• _Data listing_:

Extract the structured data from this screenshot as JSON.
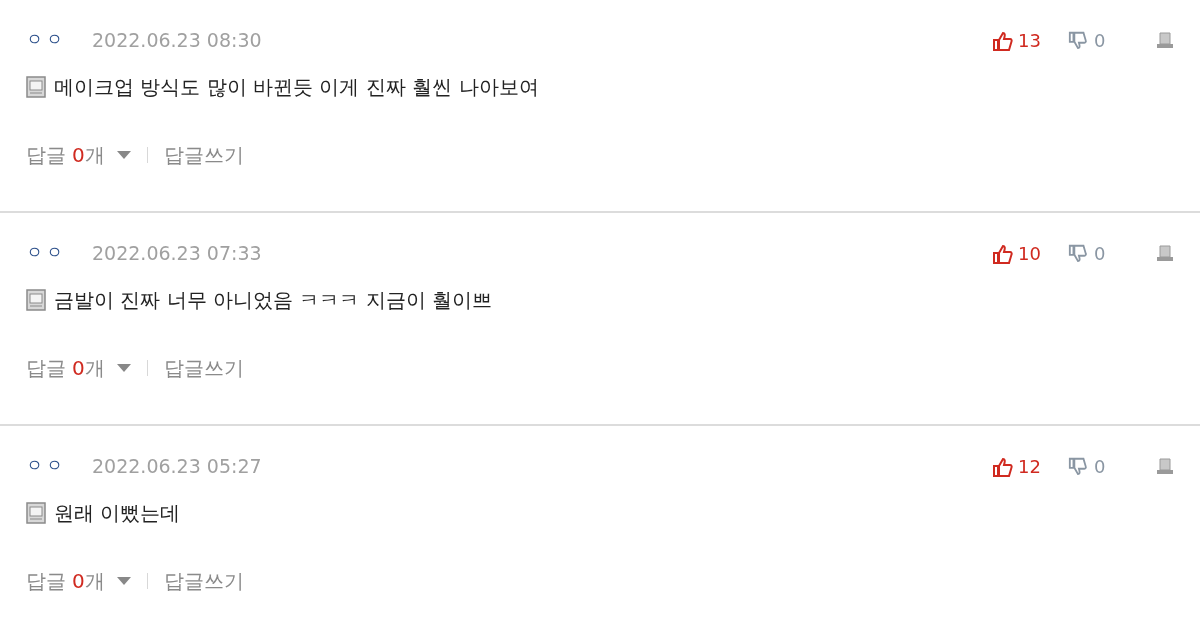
{
  "comments": [
    {
      "author": "ㅇㅇ",
      "date": "2022.06.23 08:30",
      "likes": "13",
      "dislikes": "0",
      "text": "메이크업 방식도 많이 바뀐듯 이게 진짜 훨씬 나아보여",
      "reply_label": "답글",
      "reply_count": "0",
      "reply_unit": "개",
      "write_reply": "답글쓰기"
    },
    {
      "author": "ㅇㅇ",
      "date": "2022.06.23 07:33",
      "likes": "10",
      "dislikes": "0",
      "text": "금발이 진짜 너무 아니었음 ㅋㅋㅋ 지금이 훨이쁘",
      "reply_label": "답글",
      "reply_count": "0",
      "reply_unit": "개",
      "write_reply": "답글쓰기"
    },
    {
      "author": "ㅇㅇ",
      "date": "2022.06.23 05:27",
      "likes": "12",
      "dislikes": "0",
      "text": "원래 이뻤는데",
      "reply_label": "답글",
      "reply_count": "0",
      "reply_unit": "개",
      "write_reply": "답글쓰기"
    }
  ]
}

• _What is required_: Print all entries exactly. The images do not belong in the copy.

• _Final answer_:
Extract the structured data from this screenshot as JSON.
{
  "comments": [
    {
      "author": "ㅇㅇ",
      "date": "2022.06.23 08:30",
      "likes": "13",
      "dislikes": "0",
      "text": "메이크업 방식도 많이 바뀐듯 이게 진짜 훨씬 나아보여",
      "reply_label": "답글",
      "reply_count": "0",
      "reply_unit": "개",
      "write_reply": "답글쓰기"
    },
    {
      "author": "ㅇㅇ",
      "date": "2022.06.23 07:33",
      "likes": "10",
      "dislikes": "0",
      "text": "금발이 진짜 너무 아니었음 ㅋㅋㅋ 지금이 훨이쁘",
      "reply_label": "답글",
      "reply_count": "0",
      "reply_unit": "개",
      "write_reply": "답글쓰기"
    },
    {
      "author": "ㅇㅇ",
      "date": "2022.06.23 05:27",
      "likes": "12",
      "dislikes": "0",
      "text": "원래 이뻤는데",
      "reply_label": "답글",
      "reply_count": "0",
      "reply_unit": "개",
      "write_reply": "답글쓰기"
    }
  ]
}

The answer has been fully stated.